***** STORED RECORDS
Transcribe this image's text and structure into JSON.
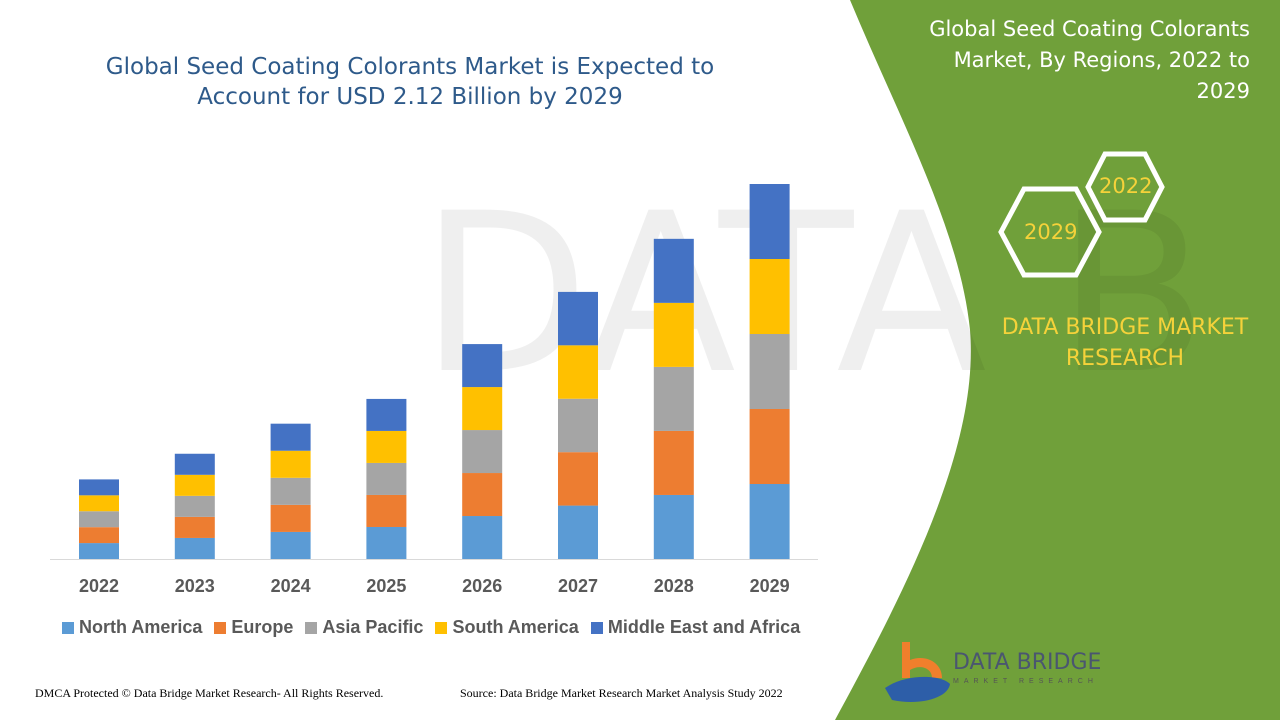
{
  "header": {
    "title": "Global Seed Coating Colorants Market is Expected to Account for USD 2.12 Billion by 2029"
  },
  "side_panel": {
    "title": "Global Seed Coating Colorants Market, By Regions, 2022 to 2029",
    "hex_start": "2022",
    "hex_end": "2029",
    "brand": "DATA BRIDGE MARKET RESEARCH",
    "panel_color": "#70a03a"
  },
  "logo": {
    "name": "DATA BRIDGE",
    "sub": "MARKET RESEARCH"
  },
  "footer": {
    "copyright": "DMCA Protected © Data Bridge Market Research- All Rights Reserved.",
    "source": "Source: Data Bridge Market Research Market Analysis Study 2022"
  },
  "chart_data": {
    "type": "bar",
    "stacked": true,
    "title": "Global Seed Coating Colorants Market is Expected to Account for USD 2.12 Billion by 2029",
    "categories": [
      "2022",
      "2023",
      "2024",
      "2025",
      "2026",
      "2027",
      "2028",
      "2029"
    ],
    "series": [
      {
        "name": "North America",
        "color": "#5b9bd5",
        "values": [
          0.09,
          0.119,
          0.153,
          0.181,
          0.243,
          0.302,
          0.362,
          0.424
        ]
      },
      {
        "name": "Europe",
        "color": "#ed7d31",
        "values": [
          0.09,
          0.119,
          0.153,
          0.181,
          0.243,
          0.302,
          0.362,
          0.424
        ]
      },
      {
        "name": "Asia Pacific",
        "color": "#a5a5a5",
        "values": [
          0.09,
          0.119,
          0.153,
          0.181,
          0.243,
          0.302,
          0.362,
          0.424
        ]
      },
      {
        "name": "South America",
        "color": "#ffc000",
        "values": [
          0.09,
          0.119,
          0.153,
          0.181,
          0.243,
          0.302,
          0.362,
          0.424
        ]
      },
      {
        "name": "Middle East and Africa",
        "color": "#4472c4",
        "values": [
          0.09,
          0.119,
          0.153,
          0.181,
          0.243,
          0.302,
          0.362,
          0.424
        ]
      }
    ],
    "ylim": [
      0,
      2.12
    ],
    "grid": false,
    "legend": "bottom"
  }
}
**********
***** STORED RECORDS
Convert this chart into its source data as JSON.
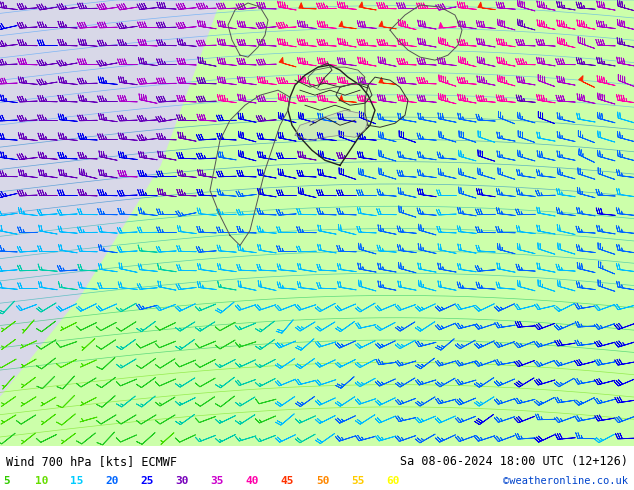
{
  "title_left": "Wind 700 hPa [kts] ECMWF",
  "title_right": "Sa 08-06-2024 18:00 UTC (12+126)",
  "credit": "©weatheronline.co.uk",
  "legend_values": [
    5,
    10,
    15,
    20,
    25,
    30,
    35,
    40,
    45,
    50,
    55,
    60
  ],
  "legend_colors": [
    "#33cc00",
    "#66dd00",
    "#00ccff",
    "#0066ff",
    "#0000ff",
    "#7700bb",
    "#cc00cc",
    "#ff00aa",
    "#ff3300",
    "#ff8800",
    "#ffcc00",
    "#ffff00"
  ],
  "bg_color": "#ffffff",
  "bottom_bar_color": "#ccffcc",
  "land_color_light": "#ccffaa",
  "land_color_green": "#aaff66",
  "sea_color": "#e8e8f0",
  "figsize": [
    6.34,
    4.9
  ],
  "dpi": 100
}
**********
- [STATED PROBLEM]: Find the word "Seed" in the entries above and gather every line that holds it.

- [SOLUTION TO THE EXERCISE]:
    "title": "Global Seed Coating Colorants Market is Expected to Account for USD 2.12 Billion by 2029"
    "title": "Global Seed Coating Colorants Market, By Regions, 2022 to 2029",
    "title": "Global Seed Coating Colorants Market is Expected to Account for USD 2.12 Billion by 2029",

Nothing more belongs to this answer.